State the count of lines below in which the word "Problem" appears, and add nothing.

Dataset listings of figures
※
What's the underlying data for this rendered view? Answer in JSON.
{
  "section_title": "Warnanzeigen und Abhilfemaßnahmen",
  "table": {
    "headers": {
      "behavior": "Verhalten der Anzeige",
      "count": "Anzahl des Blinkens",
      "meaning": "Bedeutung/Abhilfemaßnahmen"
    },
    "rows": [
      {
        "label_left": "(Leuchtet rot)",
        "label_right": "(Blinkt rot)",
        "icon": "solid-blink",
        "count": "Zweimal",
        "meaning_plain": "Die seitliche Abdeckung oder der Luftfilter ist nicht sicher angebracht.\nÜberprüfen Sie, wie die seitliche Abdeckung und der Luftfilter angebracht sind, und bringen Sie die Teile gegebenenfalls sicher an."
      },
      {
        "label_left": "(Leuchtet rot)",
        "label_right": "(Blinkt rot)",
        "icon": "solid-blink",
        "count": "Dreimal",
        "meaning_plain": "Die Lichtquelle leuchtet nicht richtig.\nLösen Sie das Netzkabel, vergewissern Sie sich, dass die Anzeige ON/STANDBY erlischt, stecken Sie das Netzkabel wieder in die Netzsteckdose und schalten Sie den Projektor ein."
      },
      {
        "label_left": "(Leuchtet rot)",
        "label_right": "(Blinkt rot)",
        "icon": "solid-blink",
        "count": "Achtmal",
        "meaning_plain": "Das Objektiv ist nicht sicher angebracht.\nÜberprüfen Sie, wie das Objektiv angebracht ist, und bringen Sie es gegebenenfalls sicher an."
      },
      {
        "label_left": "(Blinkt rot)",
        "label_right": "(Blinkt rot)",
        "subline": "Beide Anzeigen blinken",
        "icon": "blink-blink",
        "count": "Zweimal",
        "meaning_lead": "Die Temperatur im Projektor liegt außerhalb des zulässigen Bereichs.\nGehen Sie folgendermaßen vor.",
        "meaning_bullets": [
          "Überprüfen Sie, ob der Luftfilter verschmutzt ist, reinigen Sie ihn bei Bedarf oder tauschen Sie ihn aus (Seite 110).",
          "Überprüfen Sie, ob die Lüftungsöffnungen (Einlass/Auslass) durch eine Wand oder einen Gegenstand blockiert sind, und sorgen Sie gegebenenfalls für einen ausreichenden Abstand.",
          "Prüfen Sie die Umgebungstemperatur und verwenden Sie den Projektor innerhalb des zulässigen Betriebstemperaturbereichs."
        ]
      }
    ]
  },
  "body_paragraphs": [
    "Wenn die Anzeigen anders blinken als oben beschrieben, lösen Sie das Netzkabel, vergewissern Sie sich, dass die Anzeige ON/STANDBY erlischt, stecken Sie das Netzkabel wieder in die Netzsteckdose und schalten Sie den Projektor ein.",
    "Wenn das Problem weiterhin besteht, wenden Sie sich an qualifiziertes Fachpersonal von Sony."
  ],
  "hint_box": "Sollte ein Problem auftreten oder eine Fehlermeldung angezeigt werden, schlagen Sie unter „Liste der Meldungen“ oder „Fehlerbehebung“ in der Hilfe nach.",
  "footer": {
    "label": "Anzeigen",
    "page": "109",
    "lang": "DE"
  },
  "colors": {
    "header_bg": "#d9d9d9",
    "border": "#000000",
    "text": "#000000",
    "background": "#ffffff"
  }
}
※
# [Complete output]
2